* WHAT YOU ARE ASKED TO DO: Determine the number of lines that have the string "houses" in them, and give only that number.
▼▼▼
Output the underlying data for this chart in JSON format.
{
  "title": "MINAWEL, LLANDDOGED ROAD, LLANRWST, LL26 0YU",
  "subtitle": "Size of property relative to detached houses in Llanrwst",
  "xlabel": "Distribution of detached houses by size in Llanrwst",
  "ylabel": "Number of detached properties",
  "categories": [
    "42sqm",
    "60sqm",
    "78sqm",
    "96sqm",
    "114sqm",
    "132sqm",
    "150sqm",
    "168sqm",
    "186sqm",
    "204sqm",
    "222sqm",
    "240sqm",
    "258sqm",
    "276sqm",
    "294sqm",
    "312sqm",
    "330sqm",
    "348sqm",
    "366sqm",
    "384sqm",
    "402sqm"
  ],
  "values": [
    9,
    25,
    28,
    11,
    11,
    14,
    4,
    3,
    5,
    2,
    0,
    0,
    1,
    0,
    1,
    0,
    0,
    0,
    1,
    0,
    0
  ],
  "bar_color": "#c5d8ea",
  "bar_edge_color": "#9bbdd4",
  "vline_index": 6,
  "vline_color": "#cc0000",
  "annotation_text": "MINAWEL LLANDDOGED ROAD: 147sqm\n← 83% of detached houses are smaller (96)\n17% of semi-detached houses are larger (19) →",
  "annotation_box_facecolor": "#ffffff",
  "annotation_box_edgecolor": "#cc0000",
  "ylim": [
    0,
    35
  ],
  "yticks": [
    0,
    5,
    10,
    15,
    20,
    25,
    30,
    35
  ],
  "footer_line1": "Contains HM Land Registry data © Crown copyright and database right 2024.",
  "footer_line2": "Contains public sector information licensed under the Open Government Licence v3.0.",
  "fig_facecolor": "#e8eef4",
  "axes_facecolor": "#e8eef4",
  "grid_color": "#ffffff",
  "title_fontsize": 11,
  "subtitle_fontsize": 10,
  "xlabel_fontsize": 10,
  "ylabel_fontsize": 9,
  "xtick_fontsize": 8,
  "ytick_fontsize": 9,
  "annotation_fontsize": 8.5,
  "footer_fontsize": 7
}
▲▲▲
* COMPLETED TASK: 3